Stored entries
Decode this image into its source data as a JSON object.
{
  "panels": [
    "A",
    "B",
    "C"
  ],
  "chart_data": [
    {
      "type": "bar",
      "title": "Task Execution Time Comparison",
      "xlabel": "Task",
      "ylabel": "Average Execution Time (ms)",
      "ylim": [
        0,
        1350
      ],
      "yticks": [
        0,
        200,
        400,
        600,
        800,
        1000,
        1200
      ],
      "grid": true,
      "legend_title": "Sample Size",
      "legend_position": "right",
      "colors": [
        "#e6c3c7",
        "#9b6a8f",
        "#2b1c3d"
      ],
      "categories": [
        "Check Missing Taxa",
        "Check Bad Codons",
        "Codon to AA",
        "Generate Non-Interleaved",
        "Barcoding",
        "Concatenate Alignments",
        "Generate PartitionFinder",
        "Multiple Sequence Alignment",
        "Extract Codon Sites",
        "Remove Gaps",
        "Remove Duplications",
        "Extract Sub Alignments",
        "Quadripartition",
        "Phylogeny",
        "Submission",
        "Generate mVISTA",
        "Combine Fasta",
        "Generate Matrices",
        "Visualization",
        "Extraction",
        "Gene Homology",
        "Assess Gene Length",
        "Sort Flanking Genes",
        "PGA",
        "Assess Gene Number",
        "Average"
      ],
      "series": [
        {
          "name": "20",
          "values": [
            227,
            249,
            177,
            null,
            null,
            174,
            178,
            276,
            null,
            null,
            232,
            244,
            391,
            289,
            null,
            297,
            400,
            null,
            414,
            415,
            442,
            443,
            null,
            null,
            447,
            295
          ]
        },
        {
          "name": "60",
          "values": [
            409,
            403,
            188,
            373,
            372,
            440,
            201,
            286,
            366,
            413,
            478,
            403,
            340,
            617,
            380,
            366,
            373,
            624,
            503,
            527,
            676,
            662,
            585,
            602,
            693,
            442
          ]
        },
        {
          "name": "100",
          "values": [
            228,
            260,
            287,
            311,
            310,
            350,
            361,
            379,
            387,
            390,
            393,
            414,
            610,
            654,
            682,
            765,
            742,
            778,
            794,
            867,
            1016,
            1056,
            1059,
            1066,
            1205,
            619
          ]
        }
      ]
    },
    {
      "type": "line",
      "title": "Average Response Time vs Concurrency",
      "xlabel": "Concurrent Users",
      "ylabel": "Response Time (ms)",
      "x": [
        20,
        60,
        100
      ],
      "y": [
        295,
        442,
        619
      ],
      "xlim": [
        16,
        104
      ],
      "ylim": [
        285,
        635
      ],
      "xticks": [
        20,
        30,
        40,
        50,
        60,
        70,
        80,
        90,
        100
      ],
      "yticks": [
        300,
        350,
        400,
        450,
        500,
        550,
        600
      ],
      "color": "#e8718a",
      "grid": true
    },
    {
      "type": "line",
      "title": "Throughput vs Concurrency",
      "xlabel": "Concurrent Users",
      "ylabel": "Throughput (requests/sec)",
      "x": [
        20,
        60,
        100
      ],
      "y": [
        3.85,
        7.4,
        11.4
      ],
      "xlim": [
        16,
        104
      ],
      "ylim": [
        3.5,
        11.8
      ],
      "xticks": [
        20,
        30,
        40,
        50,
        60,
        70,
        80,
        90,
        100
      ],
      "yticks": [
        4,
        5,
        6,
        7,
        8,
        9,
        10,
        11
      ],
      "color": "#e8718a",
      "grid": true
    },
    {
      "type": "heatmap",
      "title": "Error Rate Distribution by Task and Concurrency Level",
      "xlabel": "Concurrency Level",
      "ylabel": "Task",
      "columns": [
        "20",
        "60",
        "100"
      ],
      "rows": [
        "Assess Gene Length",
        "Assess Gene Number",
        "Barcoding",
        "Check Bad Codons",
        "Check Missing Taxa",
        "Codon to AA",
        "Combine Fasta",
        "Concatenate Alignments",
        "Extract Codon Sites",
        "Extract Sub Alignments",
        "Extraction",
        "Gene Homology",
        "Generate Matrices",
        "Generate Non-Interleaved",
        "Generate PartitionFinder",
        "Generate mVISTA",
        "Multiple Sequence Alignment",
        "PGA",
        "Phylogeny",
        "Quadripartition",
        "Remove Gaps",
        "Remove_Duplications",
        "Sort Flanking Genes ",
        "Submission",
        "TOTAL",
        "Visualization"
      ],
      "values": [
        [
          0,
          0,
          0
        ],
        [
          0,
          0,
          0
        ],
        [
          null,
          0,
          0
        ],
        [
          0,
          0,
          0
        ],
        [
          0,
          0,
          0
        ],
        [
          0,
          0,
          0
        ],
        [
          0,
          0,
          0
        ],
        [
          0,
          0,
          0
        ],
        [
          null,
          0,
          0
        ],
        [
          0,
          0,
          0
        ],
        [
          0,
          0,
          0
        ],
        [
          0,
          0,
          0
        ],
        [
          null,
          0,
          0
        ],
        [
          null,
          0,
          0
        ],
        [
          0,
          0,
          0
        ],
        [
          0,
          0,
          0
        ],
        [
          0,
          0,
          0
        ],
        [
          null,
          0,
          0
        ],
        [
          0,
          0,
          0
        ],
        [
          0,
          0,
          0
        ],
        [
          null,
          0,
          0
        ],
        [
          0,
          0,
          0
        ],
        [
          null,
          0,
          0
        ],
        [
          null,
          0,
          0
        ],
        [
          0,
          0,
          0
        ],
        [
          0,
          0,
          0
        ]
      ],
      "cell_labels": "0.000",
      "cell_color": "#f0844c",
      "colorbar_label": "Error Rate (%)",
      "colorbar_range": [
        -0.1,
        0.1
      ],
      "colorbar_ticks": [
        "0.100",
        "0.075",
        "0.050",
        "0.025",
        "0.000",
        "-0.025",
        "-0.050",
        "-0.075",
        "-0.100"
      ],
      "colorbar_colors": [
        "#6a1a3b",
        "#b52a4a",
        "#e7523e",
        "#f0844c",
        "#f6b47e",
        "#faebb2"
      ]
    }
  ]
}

:: What you will do ::
Print out every entry, keeping each one exact.

:: Result of the exercise ::
Decode this image into its source data as a JSON object.
{
  "panels": [
    "A",
    "B",
    "C"
  ],
  "chart_data": [
    {
      "type": "bar",
      "title": "Task Execution Time Comparison",
      "xlabel": "Task",
      "ylabel": "Average Execution Time (ms)",
      "ylim": [
        0,
        1350
      ],
      "yticks": [
        0,
        200,
        400,
        600,
        800,
        1000,
        1200
      ],
      "grid": true,
      "legend_title": "Sample Size",
      "legend_position": "right",
      "colors": [
        "#e6c3c7",
        "#9b6a8f",
        "#2b1c3d"
      ],
      "categories": [
        "Check Missing Taxa",
        "Check Bad Codons",
        "Codon to AA",
        "Generate Non-Interleaved",
        "Barcoding",
        "Concatenate Alignments",
        "Generate PartitionFinder",
        "Multiple Sequence Alignment",
        "Extract Codon Sites",
        "Remove Gaps",
        "Remove Duplications",
        "Extract Sub Alignments",
        "Quadripartition",
        "Phylogeny",
        "Submission",
        "Generate mVISTA",
        "Combine Fasta",
        "Generate Matrices",
        "Visualization",
        "Extraction",
        "Gene Homology",
        "Assess Gene Length",
        "Sort Flanking Genes",
        "PGA",
        "Assess Gene Number",
        "Average"
      ],
      "series": [
        {
          "name": "20",
          "values": [
            227,
            249,
            177,
            null,
            null,
            174,
            178,
            276,
            null,
            null,
            232,
            244,
            391,
            289,
            null,
            297,
            400,
            null,
            414,
            415,
            442,
            443,
            null,
            null,
            447,
            295
          ]
        },
        {
          "name": "60",
          "values": [
            409,
            403,
            188,
            373,
            372,
            440,
            201,
            286,
            366,
            413,
            478,
            403,
            340,
            617,
            380,
            366,
            373,
            624,
            503,
            527,
            676,
            662,
            585,
            602,
            693,
            442
          ]
        },
        {
          "name": "100",
          "values": [
            228,
            260,
            287,
            311,
            310,
            350,
            361,
            379,
            387,
            390,
            393,
            414,
            610,
            654,
            682,
            765,
            742,
            778,
            794,
            867,
            1016,
            1056,
            1059,
            1066,
            1205,
            619
          ]
        }
      ]
    },
    {
      "type": "line",
      "title": "Average Response Time vs Concurrency",
      "xlabel": "Concurrent Users",
      "ylabel": "Response Time (ms)",
      "x": [
        20,
        60,
        100
      ],
      "y": [
        295,
        442,
        619
      ],
      "xlim": [
        16,
        104
      ],
      "ylim": [
        285,
        635
      ],
      "xticks": [
        20,
        30,
        40,
        50,
        60,
        70,
        80,
        90,
        100
      ],
      "yticks": [
        300,
        350,
        400,
        450,
        500,
        550,
        600
      ],
      "color": "#e8718a",
      "grid": true
    },
    {
      "type": "line",
      "title": "Throughput vs Concurrency",
      "xlabel": "Concurrent Users",
      "ylabel": "Throughput (requests/sec)",
      "x": [
        20,
        60,
        100
      ],
      "y": [
        3.85,
        7.4,
        11.4
      ],
      "xlim": [
        16,
        104
      ],
      "ylim": [
        3.5,
        11.8
      ],
      "xticks": [
        20,
        30,
        40,
        50,
        60,
        70,
        80,
        90,
        100
      ],
      "yticks": [
        4,
        5,
        6,
        7,
        8,
        9,
        10,
        11
      ],
      "color": "#e8718a",
      "grid": true
    },
    {
      "type": "heatmap",
      "title": "Error Rate Distribution by Task and Concurrency Level",
      "xlabel": "Concurrency Level",
      "ylabel": "Task",
      "columns": [
        "20",
        "60",
        "100"
      ],
      "rows": [
        "Assess Gene Length",
        "Assess Gene Number",
        "Barcoding",
        "Check Bad Codons",
        "Check Missing Taxa",
        "Codon to AA",
        "Combine Fasta",
        "Concatenate Alignments",
        "Extract Codon Sites",
        "Extract Sub Alignments",
        "Extraction",
        "Gene Homology",
        "Generate Matrices",
        "Generate Non-Interleaved",
        "Generate PartitionFinder",
        "Generate mVISTA",
        "Multiple Sequence Alignment",
        "PGA",
        "Phylogeny",
        "Quadripartition",
        "Remove Gaps",
        "Remove_Duplications",
        "Sort Flanking Genes ",
        "Submission",
        "TOTAL",
        "Visualization"
      ],
      "values": [
        [
          0,
          0,
          0
        ],
        [
          0,
          0,
          0
        ],
        [
          null,
          0,
          0
        ],
        [
          0,
          0,
          0
        ],
        [
          0,
          0,
          0
        ],
        [
          0,
          0,
          0
        ],
        [
          0,
          0,
          0
        ],
        [
          0,
          0,
          0
        ],
        [
          null,
          0,
          0
        ],
        [
          0,
          0,
          0
        ],
        [
          0,
          0,
          0
        ],
        [
          0,
          0,
          0
        ],
        [
          null,
          0,
          0
        ],
        [
          null,
          0,
          0
        ],
        [
          0,
          0,
          0
        ],
        [
          0,
          0,
          0
        ],
        [
          0,
          0,
          0
        ],
        [
          null,
          0,
          0
        ],
        [
          0,
          0,
          0
        ],
        [
          0,
          0,
          0
        ],
        [
          null,
          0,
          0
        ],
        [
          0,
          0,
          0
        ],
        [
          null,
          0,
          0
        ],
        [
          null,
          0,
          0
        ],
        [
          0,
          0,
          0
        ],
        [
          0,
          0,
          0
        ]
      ],
      "cell_labels": "0.000",
      "cell_color": "#f0844c",
      "colorbar_label": "Error Rate (%)",
      "colorbar_range": [
        -0.1,
        0.1
      ],
      "colorbar_ticks": [
        "0.100",
        "0.075",
        "0.050",
        "0.025",
        "0.000",
        "-0.025",
        "-0.050",
        "-0.075",
        "-0.100"
      ],
      "colorbar_colors": [
        "#6a1a3b",
        "#b52a4a",
        "#e7523e",
        "#f0844c",
        "#f6b47e",
        "#faebb2"
      ]
    }
  ]
}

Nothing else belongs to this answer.